** start **
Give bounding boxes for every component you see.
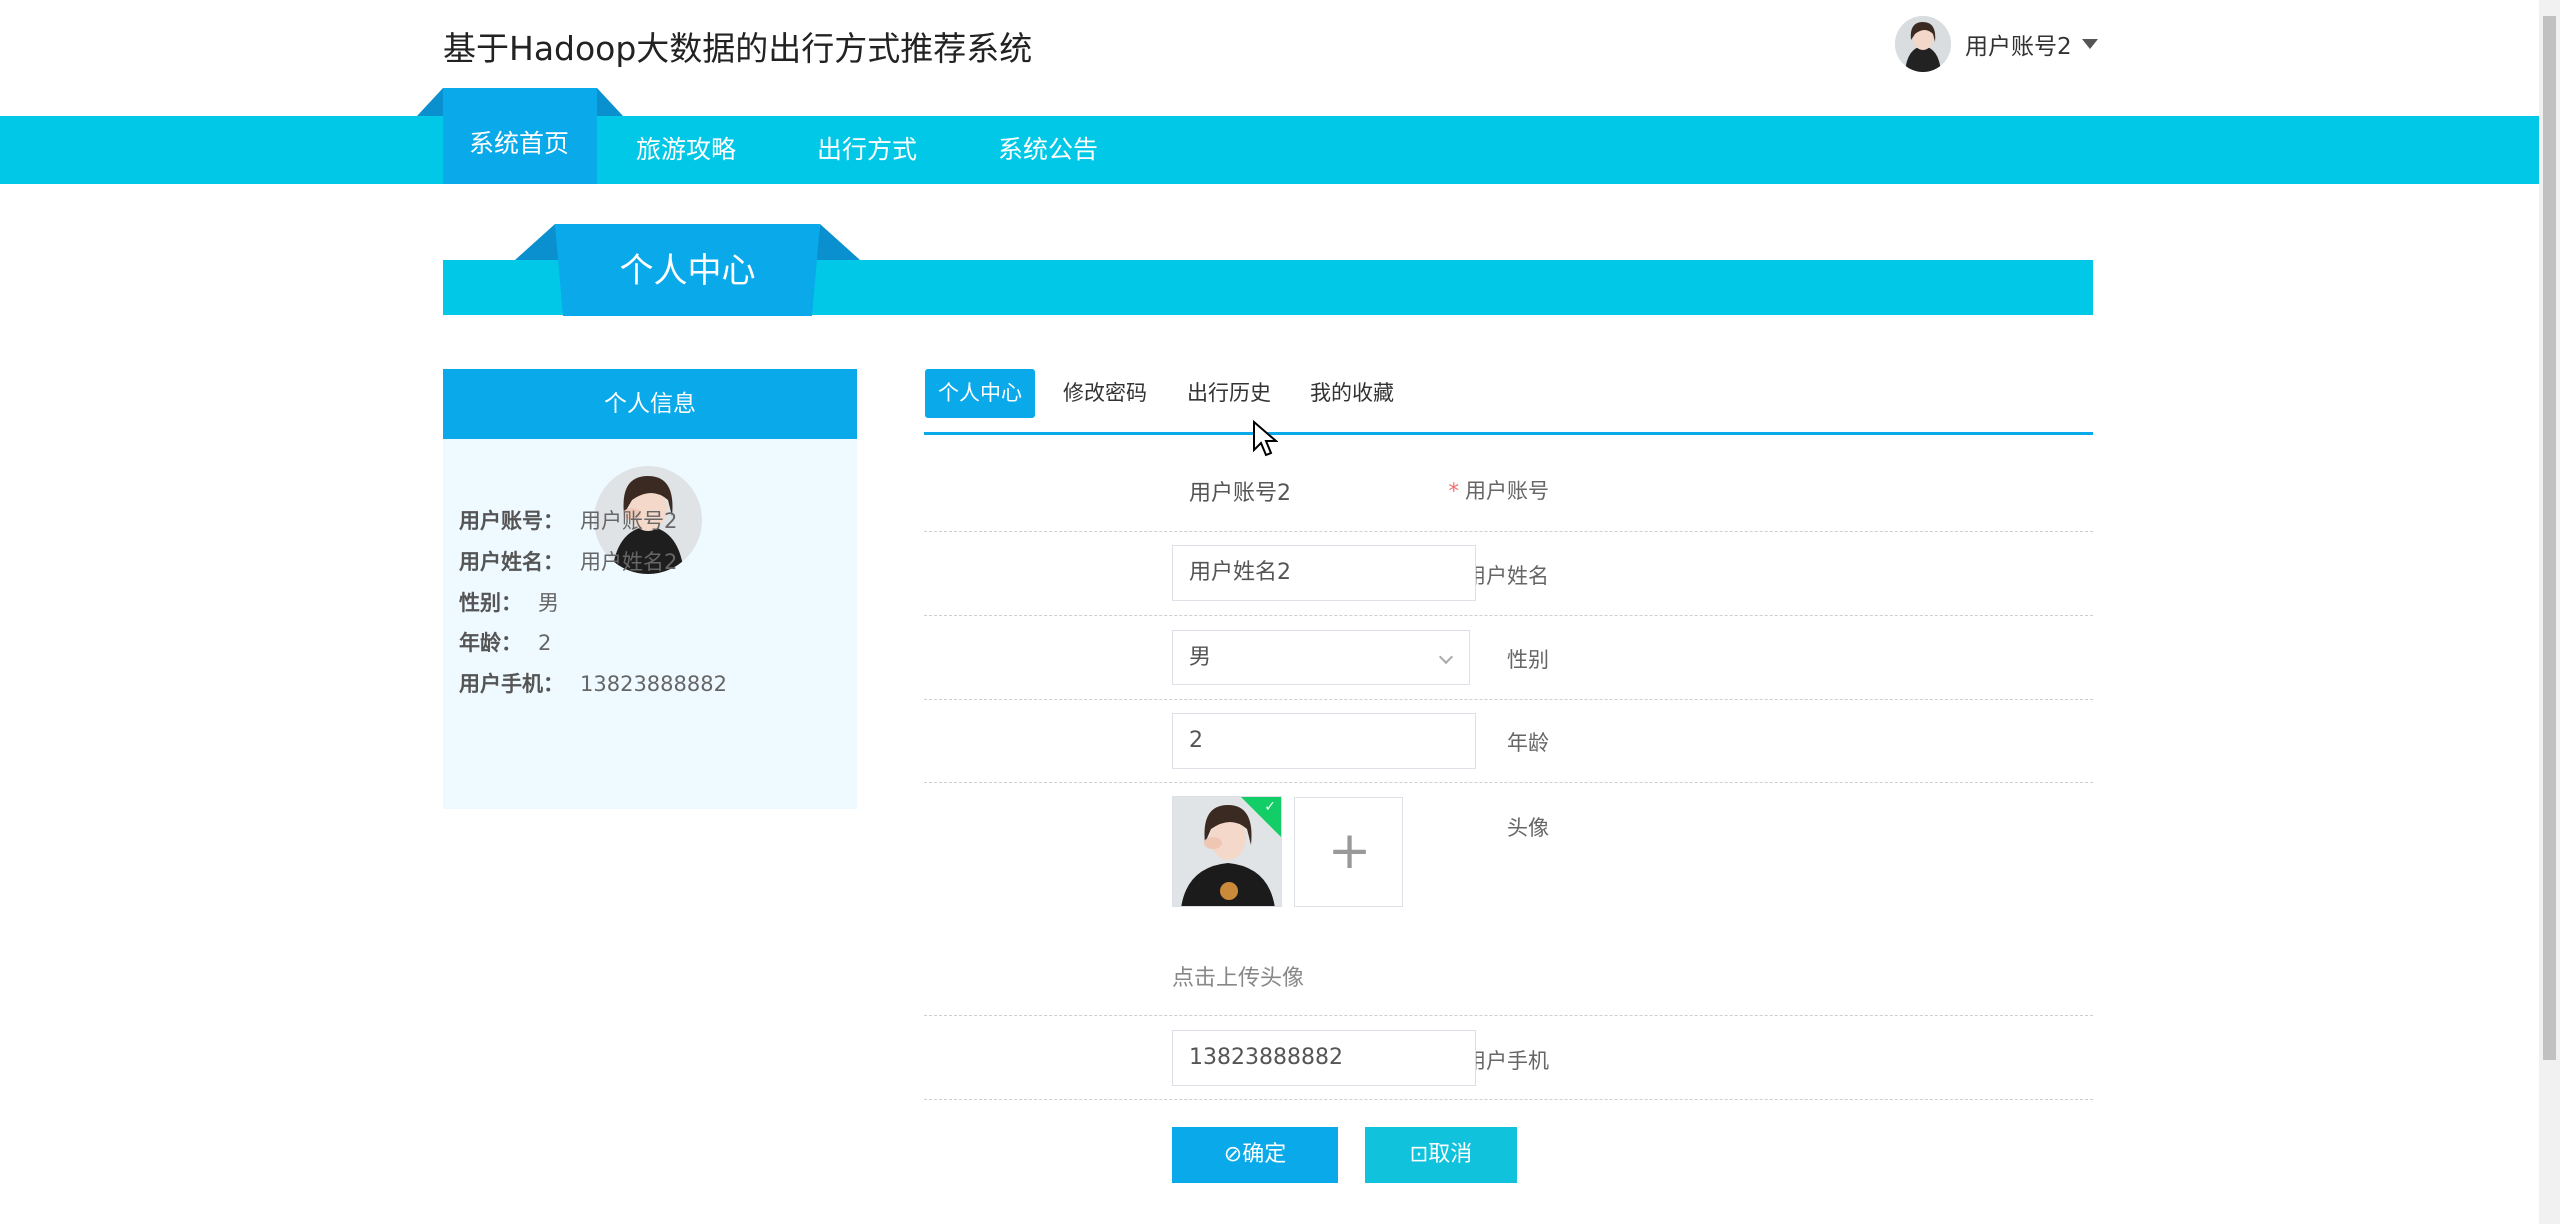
close-box-icon: ⊡ bbox=[1409, 1142, 1429, 1167]
phone-label: 用户手机 bbox=[1465, 1049, 1549, 1073]
gender-select[interactable]: 男 bbox=[1172, 630, 1470, 685]
upload-hint: 点击上传头像 bbox=[1172, 966, 1305, 991]
nav-item-announcement[interactable]: 系统公告 bbox=[998, 116, 1098, 184]
account-value: 用户账号2 bbox=[1189, 481, 1291, 506]
age-input[interactable]: 2 bbox=[1172, 713, 1476, 769]
tab-travel-history[interactable]: 出行历史 bbox=[1187, 369, 1271, 418]
profile-panel-title: 个人信息 bbox=[443, 369, 857, 439]
nav-item-travel-mode[interactable]: 出行方式 bbox=[817, 116, 917, 184]
mouse-cursor-icon bbox=[1252, 419, 1279, 462]
required-mark: * bbox=[1448, 479, 1460, 503]
nav-item-home[interactable]: 系统首页 bbox=[469, 116, 569, 184]
upload-button[interactable]: + bbox=[1294, 797, 1403, 907]
profile-row-account: 用户账号： 用户账号2 bbox=[459, 509, 678, 533]
site-title: 基于Hadoop大数据的出行方式推荐系统 bbox=[443, 29, 1033, 68]
profile-row-age: 年龄： 2 bbox=[459, 631, 552, 655]
user-name: 用户账号2 bbox=[1965, 34, 2072, 60]
chevron-down-icon bbox=[1438, 649, 1454, 665]
profile-row-phone: 用户手机： 13823888882 bbox=[459, 672, 727, 696]
avatar-image bbox=[1895, 16, 1951, 72]
scrollbar-thumb[interactable] bbox=[2543, 16, 2556, 1060]
tab-my-favorites[interactable]: 我的收藏 bbox=[1310, 369, 1394, 418]
gender-label: 性别 bbox=[1507, 648, 1549, 672]
section-title: 个人中心 bbox=[619, 251, 756, 291]
tab-profile[interactable]: 个人中心 bbox=[925, 369, 1035, 418]
name-input[interactable]: 用户姓名2 bbox=[1172, 545, 1476, 601]
tab-change-password[interactable]: 修改密码 bbox=[1063, 369, 1147, 418]
gender-selected-value: 男 bbox=[1189, 645, 1212, 670]
top-header: 基于Hadoop大数据的出行方式推荐系统 bbox=[0, 0, 2539, 116]
nav-item-travel-guide[interactable]: 旅游攻略 bbox=[636, 116, 736, 184]
check-circle-icon: ⊘ bbox=[1223, 1142, 1243, 1167]
user-menu[interactable]: 用户账号2 bbox=[1895, 16, 2098, 72]
check-icon: ✓ bbox=[1264, 799, 1276, 815]
chevron-down-icon bbox=[2081, 39, 2098, 49]
cancel-button[interactable]: ⊡取消 bbox=[1365, 1127, 1517, 1183]
profile-panel: 个人信息 用户账号： 用户账号2 用户姓名： 用户姓名2 性别：男 年龄： 2 用户手… bbox=[443, 369, 857, 809]
name-label: 用户姓名 bbox=[1465, 564, 1549, 588]
age-label: 年龄 bbox=[1507, 731, 1549, 755]
scrollbar[interactable] bbox=[2539, 0, 2560, 1224]
phone-input[interactable]: 13823888882 bbox=[1172, 1030, 1476, 1086]
confirm-button[interactable]: ⊘确定 bbox=[1172, 1127, 1338, 1183]
plus-icon: + bbox=[1327, 821, 1372, 881]
account-label: * 用户账号 bbox=[1448, 479, 1550, 503]
avatar-label: 头像 bbox=[1507, 816, 1549, 840]
nav-bar bbox=[0, 116, 2539, 184]
user-avatar bbox=[1895, 16, 1951, 72]
profile-row-gender: 性别：男 bbox=[459, 591, 559, 615]
avatar-thumbnail[interactable]: ✓ bbox=[1172, 796, 1282, 907]
profile-row-name: 用户姓名： 用户姓名2 bbox=[459, 550, 678, 574]
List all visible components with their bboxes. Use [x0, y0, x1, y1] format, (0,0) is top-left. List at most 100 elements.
** end **
Render the data above as a Markdown table with two columns, Row and Line, giving each nonblank line its own numbered row and leaving out the picture.

_Reply to the exercise_:
| Row | Line |
|---|---|
| 1 | Give bounding boxes for every component you see. |
| 2 | close-box-icon: ⊡ bbox=[1409, 1142, 1429, 1167] |
| 3 | phone-label: 用户手机 bbox=[1465, 1049, 1549, 1073] |
| 4 | gender-select[interactable]: 男 bbox=[1172, 630, 1470, 685] |
| 5 | upload-hint: 点击上传头像 bbox=[1172, 966, 1305, 991] |
| 6 | nav-item-announcement[interactable]: 系统公告 bbox=[998, 116, 1098, 184] |
| 7 | account-value: 用户账号2 bbox=[1189, 481, 1291, 506] |
| 8 | age-input[interactable]: 2 bbox=[1172, 713, 1476, 769] |
| 9 | tab-travel-history[interactable]: 出行历史 bbox=[1187, 369, 1271, 418] |
| 10 | profile-panel-title: 个人信息 bbox=[443, 369, 857, 439] |
| 11 | nav-item-travel-mode[interactable]: 出行方式 bbox=[817, 116, 917, 184] |
| 12 | mouse-cursor-icon bbox=[1252, 419, 1279, 462] |
| 13 | required-mark: * bbox=[1448, 479, 1460, 503] |
| 14 | nav-item-home[interactable]: 系统首页 bbox=[469, 116, 569, 184] |
| 15 | upload-button[interactable]: + bbox=[1294, 797, 1403, 907] |
| 16 | profile-row-account: 用户账号： 用户账号2 bbox=[459, 509, 678, 533] |
| 17 | site-title: 基于Hadoop大数据的出行方式推荐系统 bbox=[443, 29, 1033, 68] |
| 18 | profile-row-age: 年龄： 2 bbox=[459, 631, 552, 655] |
| 19 | user-name: 用户账号2 bbox=[1965, 34, 2072, 60] |
| 20 | chevron-down-icon bbox=[1438, 649, 1454, 665] |
| 21 | profile-row-phone: 用户手机： 13823888882 bbox=[459, 672, 727, 696] |
| 22 | avatar-image bbox=[1895, 16, 1951, 72] |
| 23 | scrollbar-thumb[interactable] bbox=[2543, 16, 2556, 1060] |
| 24 | tab-my-favorites[interactable]: 我的收藏 bbox=[1310, 369, 1394, 418] |
| 25 | gender-label: 性别 bbox=[1507, 648, 1549, 672] |
| 26 | section-title: 个人中心 bbox=[619, 251, 756, 291] |
| 27 | tab-profile[interactable]: 个人中心 bbox=[925, 369, 1035, 418] |
| 28 | name-input[interactable]: 用户姓名2 bbox=[1172, 545, 1476, 601] |
| 29 | tab-change-password[interactable]: 修改密码 bbox=[1063, 369, 1147, 418] |
| 30 | gender-selected-value: 男 bbox=[1189, 645, 1212, 670] |
| 31 | top-header: 基于Hadoop大数据的出行方式推荐系统 bbox=[0, 0, 2539, 116] |
| 32 | nav-item-travel-guide[interactable]: 旅游攻略 bbox=[636, 116, 736, 184] |
| 33 | check-circle-icon: ⊘ bbox=[1223, 1142, 1243, 1167] |
| 34 | user-menu[interactable]: 用户账号2 bbox=[1895, 16, 2098, 72] |
| 35 | check-icon: ✓ bbox=[1264, 799, 1276, 815] |
| 36 | chevron-down-icon bbox=[2081, 39, 2098, 49] |
| 37 | cancel-button[interactable]: ⊡取消 bbox=[1365, 1127, 1517, 1183] |
| 38 | profile-panel: 个人信息 用户账号： 用户账号2 用户姓名： 用户姓名2 性别：男 年龄： 2 用户手… bbox=[443, 369, 857, 809] |
| 39 | name-label: 用户姓名 bbox=[1465, 564, 1549, 588] |
| 40 | age-label: 年龄 bbox=[1507, 731, 1549, 755] |
| 41 | scrollbar[interactable] bbox=[2539, 0, 2560, 1224] |
| 42 | phone-input[interactable]: 13823888882 bbox=[1172, 1030, 1476, 1086] |
| 43 | confirm-button[interactable]: ⊘确定 bbox=[1172, 1127, 1338, 1183] |
| 44 | plus-icon: + bbox=[1327, 821, 1372, 881] |
| 45 | account-label: * 用户账号 bbox=[1448, 479, 1550, 503] |
| 46 | avatar-label: 头像 bbox=[1507, 816, 1549, 840] |
| 47 | nav-bar bbox=[0, 116, 2539, 184] |
| 48 | user-avatar bbox=[1895, 16, 1951, 72] |
| 49 | profile-row-gender: 性别：男 bbox=[459, 591, 559, 615] |
| 50 | avatar-thumbnail[interactable]: ✓ bbox=[1172, 796, 1282, 907] |
| 51 | profile-row-name: 用户姓名： 用户姓名2 bbox=[459, 550, 678, 574] |
| 52 | List all visible components with their bboxes. Use [x0, y0, x1, y1] format, (0,0) is top-left. List at most 100 elements. |